Gösterilen metin -
Geçen zaman eski ana akım gazeteciliğinin ölümünü ilan etti. Sınıf pusulası yerinde duruyor, kutup yıldızı oradadır; işçilerin, kadınların, gençlerin kaba saba dayatmalarla susturulmaları artık imkânsız.

Ya gerçekler acı, hakikat muhalifse...

Bu hafta pazar yazımıza değerli gazeteci arkadaşımız Gökçer Tahincioğlu’nun Kayıp Adalet adıyla derlediği tanıklıklar kitabından, her gazetecinin hafızasına kazınması, benden daha eski olanlar “nakşedilmesi” derdi, gereken o ders cümlesiyle başlayalım: “Irmağın hakikatini kavrayabilmek için, akıp giden suyun yanında durup izlemekten fazlasını yapmamız gerekir.” Öyleyse ilk iş ırmağın hakikatini kavramak olmalı. Durdun ırmağın kıyısında, öylece bakıyorsun, yani tanığısın önünden geçip gidenlerin; bakıyorsun, görüyor musun bilmiyorum, çünkü tanıklar yalnızca bakarlar ve o kadarla yetinirler. Tanıklıkları baktıklarıyla, ne gördülerse artık onunla sınırlıdır.

ya-gercekler-aci-hakikat-muhalifse-943859-1.

Verilen görev A - Gösterilen metne göre Gökçer Tahincioğlu'nun derlediği tanıklıklar kitabının adı nedir?
Verilen görev B - Gösterilen metinde "Geçen zaman eski" sözlerini içeren yerden başlayıp "susturulmaları artık imkânsız." ile biten bölümü harfi harfine yeniden yaz.
Verilen görev C - Gösterilen metinde kaba saba dayatmalarla susturulmaları artık imkânsız olduğu söylenen toplulukların tümünü sırala.

Gösterilen kayıtlar -
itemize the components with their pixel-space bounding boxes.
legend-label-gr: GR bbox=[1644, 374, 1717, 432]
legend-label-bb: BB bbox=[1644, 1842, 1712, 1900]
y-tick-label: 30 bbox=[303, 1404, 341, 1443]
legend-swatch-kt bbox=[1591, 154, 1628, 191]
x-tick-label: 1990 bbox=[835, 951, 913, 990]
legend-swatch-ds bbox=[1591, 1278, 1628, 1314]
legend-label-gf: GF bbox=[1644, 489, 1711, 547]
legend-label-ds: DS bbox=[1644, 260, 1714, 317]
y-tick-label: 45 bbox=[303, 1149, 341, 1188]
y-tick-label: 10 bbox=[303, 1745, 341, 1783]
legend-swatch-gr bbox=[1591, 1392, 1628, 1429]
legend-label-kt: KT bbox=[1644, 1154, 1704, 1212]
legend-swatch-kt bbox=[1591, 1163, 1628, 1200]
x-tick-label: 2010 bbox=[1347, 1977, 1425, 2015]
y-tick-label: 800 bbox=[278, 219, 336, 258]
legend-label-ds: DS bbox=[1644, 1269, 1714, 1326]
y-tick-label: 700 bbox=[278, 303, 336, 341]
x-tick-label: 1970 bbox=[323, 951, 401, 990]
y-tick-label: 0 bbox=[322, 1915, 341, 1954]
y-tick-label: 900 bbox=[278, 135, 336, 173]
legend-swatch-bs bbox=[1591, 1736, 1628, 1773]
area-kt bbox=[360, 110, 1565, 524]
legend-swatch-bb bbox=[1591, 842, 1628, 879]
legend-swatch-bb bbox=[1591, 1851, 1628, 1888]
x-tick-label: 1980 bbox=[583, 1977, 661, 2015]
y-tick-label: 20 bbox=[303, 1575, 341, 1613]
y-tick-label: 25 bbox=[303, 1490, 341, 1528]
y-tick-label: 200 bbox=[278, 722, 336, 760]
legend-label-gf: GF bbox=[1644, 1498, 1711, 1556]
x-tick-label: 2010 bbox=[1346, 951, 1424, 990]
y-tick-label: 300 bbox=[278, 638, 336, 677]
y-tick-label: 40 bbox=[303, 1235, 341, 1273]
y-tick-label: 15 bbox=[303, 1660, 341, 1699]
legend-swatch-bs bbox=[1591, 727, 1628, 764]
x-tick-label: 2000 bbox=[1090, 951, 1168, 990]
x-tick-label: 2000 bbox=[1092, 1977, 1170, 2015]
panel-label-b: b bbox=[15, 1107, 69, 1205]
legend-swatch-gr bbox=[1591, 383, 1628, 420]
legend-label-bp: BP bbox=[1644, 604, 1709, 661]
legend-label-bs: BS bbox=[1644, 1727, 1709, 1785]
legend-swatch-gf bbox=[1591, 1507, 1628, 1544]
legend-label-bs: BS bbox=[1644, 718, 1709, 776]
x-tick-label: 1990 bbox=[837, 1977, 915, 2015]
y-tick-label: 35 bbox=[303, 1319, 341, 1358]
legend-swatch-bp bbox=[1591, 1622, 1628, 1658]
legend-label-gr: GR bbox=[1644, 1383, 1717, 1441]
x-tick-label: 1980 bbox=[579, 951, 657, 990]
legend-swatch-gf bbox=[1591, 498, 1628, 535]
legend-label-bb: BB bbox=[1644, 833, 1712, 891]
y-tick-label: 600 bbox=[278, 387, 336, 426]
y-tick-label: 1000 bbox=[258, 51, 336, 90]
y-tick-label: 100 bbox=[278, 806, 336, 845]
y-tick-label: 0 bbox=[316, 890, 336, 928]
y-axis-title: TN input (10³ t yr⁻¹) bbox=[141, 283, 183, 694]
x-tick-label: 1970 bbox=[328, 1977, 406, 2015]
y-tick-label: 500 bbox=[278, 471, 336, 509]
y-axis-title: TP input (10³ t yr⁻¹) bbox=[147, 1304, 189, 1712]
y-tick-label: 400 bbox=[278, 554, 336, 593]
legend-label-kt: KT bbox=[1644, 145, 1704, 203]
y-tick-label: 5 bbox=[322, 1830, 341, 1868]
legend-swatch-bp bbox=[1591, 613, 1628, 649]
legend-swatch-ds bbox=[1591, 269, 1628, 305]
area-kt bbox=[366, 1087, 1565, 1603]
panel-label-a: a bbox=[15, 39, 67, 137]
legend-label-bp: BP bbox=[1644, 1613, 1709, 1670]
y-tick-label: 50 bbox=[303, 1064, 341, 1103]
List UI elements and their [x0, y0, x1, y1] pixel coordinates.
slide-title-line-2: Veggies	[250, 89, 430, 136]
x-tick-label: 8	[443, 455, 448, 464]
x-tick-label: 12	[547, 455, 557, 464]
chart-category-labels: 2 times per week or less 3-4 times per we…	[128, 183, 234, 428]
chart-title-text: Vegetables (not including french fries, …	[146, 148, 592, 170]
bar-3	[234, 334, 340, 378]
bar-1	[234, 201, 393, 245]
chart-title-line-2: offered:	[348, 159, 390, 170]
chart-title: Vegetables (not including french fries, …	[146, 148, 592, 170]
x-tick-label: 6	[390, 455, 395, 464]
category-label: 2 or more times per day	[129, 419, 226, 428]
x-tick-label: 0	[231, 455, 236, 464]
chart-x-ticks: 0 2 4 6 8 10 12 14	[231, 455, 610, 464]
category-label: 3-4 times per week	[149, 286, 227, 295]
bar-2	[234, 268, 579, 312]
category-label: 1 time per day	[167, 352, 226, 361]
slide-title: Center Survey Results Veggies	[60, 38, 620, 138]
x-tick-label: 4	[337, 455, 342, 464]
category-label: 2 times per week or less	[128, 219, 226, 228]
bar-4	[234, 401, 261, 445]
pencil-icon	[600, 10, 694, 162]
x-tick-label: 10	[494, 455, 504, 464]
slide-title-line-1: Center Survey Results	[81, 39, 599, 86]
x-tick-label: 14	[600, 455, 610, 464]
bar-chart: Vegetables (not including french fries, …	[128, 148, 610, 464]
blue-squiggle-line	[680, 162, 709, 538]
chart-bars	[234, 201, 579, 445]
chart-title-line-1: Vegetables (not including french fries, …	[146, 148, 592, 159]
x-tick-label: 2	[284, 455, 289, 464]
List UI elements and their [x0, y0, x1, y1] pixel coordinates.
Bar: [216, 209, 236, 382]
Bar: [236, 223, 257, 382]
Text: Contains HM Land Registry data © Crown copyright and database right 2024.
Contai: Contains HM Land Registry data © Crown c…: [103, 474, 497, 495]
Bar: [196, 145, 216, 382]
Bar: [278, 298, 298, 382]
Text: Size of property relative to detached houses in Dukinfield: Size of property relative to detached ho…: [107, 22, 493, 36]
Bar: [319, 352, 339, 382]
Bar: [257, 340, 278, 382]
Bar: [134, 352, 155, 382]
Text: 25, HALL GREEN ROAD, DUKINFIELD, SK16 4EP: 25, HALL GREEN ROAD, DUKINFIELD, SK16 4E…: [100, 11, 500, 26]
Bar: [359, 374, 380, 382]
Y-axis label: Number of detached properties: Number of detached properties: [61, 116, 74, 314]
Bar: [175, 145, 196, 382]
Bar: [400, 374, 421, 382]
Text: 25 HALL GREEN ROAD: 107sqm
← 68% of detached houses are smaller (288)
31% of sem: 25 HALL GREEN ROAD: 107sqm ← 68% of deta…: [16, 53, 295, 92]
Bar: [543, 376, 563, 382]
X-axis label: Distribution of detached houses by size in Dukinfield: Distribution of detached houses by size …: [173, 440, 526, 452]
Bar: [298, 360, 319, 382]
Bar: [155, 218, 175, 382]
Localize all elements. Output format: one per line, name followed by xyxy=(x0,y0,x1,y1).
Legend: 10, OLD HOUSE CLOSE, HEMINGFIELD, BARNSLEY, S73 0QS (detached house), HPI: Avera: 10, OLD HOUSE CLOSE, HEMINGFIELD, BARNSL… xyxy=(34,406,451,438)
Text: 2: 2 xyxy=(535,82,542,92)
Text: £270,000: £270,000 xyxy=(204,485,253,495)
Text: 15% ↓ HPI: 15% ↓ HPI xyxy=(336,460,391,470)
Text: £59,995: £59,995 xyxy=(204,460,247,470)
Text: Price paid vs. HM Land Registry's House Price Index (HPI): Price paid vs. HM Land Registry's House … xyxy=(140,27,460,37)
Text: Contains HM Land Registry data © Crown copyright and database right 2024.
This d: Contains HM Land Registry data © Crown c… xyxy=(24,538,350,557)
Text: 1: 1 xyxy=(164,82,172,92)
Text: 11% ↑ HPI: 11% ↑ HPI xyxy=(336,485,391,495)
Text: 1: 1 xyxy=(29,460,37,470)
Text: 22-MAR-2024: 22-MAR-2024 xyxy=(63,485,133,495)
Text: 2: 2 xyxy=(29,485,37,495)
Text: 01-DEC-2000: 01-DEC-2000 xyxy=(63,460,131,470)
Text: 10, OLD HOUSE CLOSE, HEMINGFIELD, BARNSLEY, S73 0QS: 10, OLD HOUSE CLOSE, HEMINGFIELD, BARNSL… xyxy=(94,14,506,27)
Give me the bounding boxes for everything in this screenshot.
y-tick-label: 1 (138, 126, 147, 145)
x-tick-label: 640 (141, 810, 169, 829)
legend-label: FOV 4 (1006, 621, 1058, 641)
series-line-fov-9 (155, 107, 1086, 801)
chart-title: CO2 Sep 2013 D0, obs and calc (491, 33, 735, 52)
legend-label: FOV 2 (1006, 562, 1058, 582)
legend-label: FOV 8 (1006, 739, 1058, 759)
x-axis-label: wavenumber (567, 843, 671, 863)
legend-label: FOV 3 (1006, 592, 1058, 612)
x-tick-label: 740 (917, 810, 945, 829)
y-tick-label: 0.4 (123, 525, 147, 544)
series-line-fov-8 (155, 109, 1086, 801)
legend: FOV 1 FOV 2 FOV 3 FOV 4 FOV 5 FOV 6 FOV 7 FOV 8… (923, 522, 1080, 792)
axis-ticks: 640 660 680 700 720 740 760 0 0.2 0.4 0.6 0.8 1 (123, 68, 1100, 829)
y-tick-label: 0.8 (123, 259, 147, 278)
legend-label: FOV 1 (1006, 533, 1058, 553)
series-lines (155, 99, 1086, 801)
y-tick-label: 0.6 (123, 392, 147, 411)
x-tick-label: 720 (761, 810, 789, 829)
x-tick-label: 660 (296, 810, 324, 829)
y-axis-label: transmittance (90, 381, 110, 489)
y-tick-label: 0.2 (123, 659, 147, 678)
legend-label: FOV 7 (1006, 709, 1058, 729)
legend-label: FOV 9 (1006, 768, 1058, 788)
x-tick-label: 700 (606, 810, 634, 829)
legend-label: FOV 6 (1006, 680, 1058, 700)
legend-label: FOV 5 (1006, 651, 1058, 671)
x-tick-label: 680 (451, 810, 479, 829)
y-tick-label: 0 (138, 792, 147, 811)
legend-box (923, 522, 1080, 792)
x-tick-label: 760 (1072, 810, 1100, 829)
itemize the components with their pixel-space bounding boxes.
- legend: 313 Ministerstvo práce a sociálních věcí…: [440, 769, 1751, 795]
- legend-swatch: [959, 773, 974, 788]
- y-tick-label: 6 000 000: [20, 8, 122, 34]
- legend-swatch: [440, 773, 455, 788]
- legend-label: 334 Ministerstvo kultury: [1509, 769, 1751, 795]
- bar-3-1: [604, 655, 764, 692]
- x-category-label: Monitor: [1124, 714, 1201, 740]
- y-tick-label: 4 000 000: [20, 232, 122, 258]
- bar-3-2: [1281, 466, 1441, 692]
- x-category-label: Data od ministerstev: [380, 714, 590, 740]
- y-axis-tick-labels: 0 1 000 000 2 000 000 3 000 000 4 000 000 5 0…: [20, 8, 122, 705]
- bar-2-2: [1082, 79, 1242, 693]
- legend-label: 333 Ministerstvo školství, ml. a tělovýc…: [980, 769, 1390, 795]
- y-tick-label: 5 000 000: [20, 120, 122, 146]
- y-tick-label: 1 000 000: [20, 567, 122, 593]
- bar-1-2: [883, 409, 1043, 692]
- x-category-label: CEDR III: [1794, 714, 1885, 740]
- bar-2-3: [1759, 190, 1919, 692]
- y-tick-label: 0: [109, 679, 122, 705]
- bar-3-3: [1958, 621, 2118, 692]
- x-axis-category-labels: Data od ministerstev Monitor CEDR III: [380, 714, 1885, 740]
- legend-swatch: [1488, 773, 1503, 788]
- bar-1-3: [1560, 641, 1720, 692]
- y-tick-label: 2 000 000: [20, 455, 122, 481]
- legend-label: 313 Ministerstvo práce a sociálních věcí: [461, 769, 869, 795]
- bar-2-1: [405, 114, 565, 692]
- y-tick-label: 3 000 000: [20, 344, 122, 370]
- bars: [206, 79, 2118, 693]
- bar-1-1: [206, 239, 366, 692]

Doğru cevap A - Kayıp Adalet

Doğru cevap B -
Geçen zaman eski ana akım gazeteciliğinin ölümünü ilan etti. Sınıf pusulası yerinde duruyor, kutup yıldızı oradadır; işçilerin, kadınların, gençlerin kaba saba dayatmalarla susturulmaları artık imkânsız.

Doğru cevap C - İşçiler, kadınlar, gençler